● CHALLENGE: Below are the records; locate each line with the word "downloader" and copy it.

● TASK DATA:
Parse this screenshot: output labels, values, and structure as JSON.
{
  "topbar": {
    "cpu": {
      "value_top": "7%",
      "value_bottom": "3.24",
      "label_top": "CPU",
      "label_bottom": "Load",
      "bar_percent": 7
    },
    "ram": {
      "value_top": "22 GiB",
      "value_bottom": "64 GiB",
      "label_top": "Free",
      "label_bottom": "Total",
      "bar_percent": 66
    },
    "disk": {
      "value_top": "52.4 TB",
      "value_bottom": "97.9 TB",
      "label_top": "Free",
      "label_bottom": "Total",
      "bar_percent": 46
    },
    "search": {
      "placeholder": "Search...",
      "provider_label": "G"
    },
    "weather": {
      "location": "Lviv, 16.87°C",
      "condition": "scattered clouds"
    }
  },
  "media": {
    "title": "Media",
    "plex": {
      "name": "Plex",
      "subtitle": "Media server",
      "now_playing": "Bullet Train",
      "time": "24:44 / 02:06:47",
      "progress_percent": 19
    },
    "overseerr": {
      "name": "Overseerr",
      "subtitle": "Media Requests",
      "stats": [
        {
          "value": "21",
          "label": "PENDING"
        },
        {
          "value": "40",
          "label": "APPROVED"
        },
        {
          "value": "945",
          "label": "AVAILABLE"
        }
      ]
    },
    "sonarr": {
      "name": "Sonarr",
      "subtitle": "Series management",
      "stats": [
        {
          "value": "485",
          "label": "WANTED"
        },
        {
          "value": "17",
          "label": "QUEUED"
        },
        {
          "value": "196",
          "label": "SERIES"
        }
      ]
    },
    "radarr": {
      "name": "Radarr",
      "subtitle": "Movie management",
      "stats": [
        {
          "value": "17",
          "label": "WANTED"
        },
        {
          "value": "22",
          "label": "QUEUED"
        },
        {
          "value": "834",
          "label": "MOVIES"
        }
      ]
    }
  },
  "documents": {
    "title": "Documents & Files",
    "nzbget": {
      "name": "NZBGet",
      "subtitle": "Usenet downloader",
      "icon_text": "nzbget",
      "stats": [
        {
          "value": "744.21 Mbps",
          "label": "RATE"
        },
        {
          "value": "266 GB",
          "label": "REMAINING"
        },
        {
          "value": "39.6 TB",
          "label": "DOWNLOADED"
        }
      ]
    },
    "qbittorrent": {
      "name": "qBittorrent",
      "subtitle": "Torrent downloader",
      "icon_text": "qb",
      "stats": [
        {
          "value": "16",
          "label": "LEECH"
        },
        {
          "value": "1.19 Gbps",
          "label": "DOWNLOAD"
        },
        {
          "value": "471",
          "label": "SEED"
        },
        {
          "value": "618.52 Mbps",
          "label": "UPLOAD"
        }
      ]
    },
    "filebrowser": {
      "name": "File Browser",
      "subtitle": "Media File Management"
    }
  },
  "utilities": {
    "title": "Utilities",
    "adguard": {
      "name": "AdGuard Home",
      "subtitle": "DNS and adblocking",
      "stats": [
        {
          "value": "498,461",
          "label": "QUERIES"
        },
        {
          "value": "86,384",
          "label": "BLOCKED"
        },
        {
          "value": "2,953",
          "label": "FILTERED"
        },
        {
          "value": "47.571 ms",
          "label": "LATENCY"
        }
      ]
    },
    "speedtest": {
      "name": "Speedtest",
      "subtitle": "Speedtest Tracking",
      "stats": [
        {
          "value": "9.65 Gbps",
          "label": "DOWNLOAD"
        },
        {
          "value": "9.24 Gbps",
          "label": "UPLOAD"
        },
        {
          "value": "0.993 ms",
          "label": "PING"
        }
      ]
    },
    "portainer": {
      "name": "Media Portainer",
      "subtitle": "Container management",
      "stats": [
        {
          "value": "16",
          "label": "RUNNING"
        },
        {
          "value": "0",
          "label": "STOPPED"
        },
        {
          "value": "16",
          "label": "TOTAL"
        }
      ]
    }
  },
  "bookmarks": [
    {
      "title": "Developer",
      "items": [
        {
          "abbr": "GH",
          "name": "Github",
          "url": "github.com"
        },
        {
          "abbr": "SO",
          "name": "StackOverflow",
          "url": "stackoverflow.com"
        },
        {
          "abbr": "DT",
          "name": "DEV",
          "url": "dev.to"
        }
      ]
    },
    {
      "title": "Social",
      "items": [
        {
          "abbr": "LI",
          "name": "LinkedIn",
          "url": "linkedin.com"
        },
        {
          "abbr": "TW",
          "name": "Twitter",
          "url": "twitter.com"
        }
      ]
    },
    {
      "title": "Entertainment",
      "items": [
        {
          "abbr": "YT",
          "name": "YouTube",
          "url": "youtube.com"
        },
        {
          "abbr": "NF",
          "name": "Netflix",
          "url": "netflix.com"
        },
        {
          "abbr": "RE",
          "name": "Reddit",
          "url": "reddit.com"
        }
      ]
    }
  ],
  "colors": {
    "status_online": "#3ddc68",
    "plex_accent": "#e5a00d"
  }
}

● WRITTEN RESPONSE:
      "subtitle": "Usenet downloader",
      "subtitle": "Torrent downloader",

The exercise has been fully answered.